Extracted records
○ ○ ○ ○ ○ ○ ○

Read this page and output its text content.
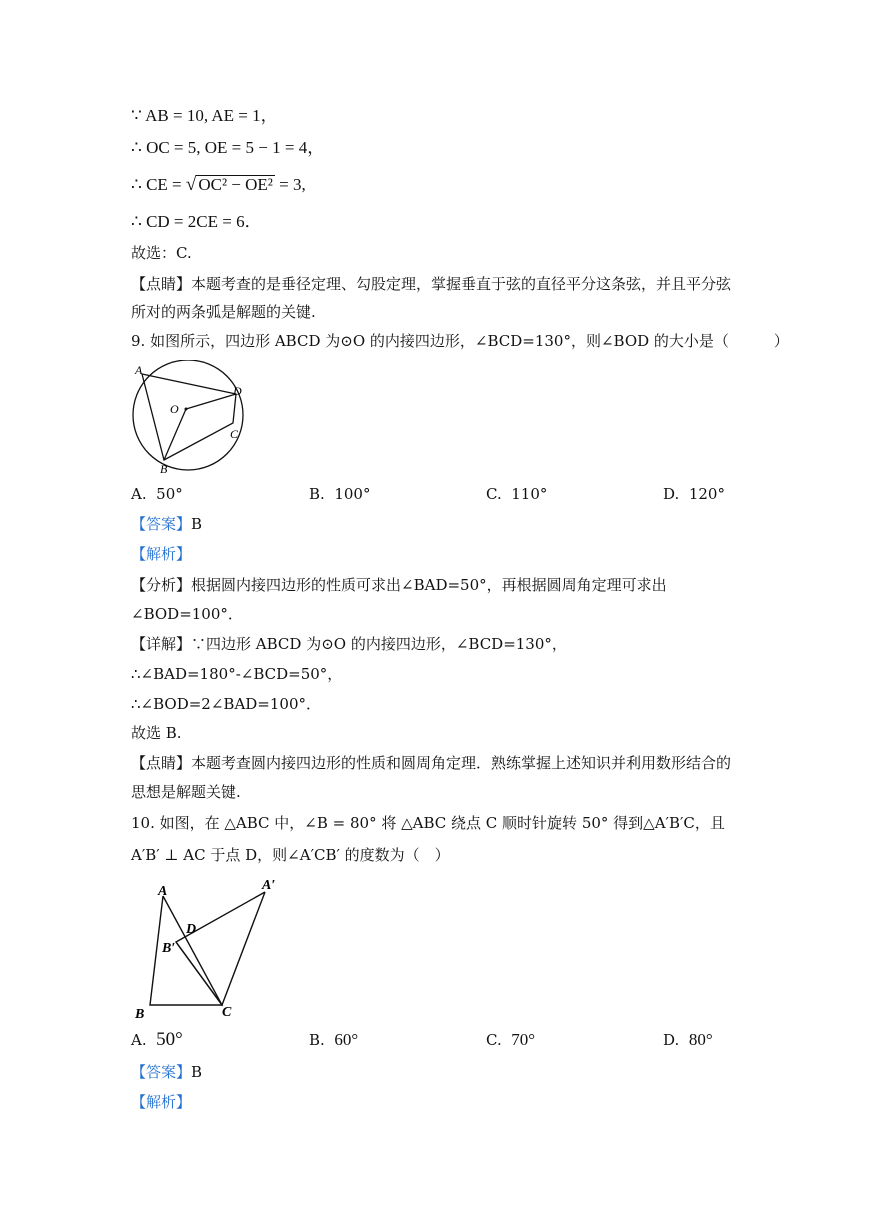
∵ AB = 10, AE = 1，
∴ OC = 5, OE = 5 − 1 = 4，
∴ CE = √ OC² − OE² = 3,
∴ CD = 2CE = 6．
故选：C.
【点睛】本题考查的是垂径定理、勾股定理，掌握垂直于弦的直径平分这条弦，并且平分弦
所对的两条弧是解题的关键.
9. 如图所示，四边形 ABCD 为⊙O 的内接四边形，∠BCD=130°，则∠BOD 的大小是（　　　）
A
O
D
C
B
A. 50°	B. 100°	C. 110°	D. 120°
【答案】B
【解析】
【分析】根据圆内接四边形的性质可求出∠BAD=50°，再根据圆周角定理可求出
∠BOD=100°．
【详解】∵四边形 ABCD 为⊙O 的内接四边形，∠BCD=130°，
∴∠BAD=180°-∠BCD=50°，
∴∠BOD=2∠BAD=100°．
故选 B.
【点睛】本题考查圆内接四边形的性质和圆周角定理．熟练掌握上述知识并利用数形结合的
思想是解题关键.
10. 如图，在 △ABC 中，∠B = 80° 将 △ABC 绕点 C 顺时针旋转 50° 得到△A′B′C，且
A′B′ ⊥ AC 于点 D，则∠A′CB′ 的度数为（　）
A	A′
D
B′
B	C
A. 50°	B. 60°	C. 70°	D. 80°
【答案】B
【解析】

○ ○ ○ ○ ○ ○ ○

Omit the pictures. Transcribe every record exactly.

WRITTEN ANSWER:
Read this page and output its text content.
∵ AB = 10, AE = 1，
∴ OC = 5, OE = 5 − 1 = 4，
∴ CE = √ OC² − OE² = 3,
∴ CD = 2CE = 6．
故选：C.
【点睛】本题考查的是垂径定理、勾股定理，掌握垂直于弦的直径平分这条弦，并且平分弦
所对的两条弧是解题的关键.
9. 如图所示，四边形 ABCD 为⊙O 的内接四边形，∠BCD=130°，则∠BOD 的大小是（　　　）
A
O
D
C
B
A. 50°	B. 100°	C. 110°	D. 120°
【答案】B
【解析】
【分析】根据圆内接四边形的性质可求出∠BAD=50°，再根据圆周角定理可求出
∠BOD=100°．
【详解】∵四边形 ABCD 为⊙O 的内接四边形，∠BCD=130°，
∴∠BAD=180°-∠BCD=50°，
∴∠BOD=2∠BAD=100°．
故选 B.
【点睛】本题考查圆内接四边形的性质和圆周角定理．熟练掌握上述知识并利用数形结合的
思想是解题关键.
10. 如图，在 △ABC 中，∠B = 80° 将 △ABC 绕点 C 顺时针旋转 50° 得到△A′B′C，且
A′B′ ⊥ AC 于点 D，则∠A′CB′ 的度数为（　）
A	A′
D
B′
B	C
A. 50°	B. 60°	C. 70°	D. 80°
【答案】B
【解析】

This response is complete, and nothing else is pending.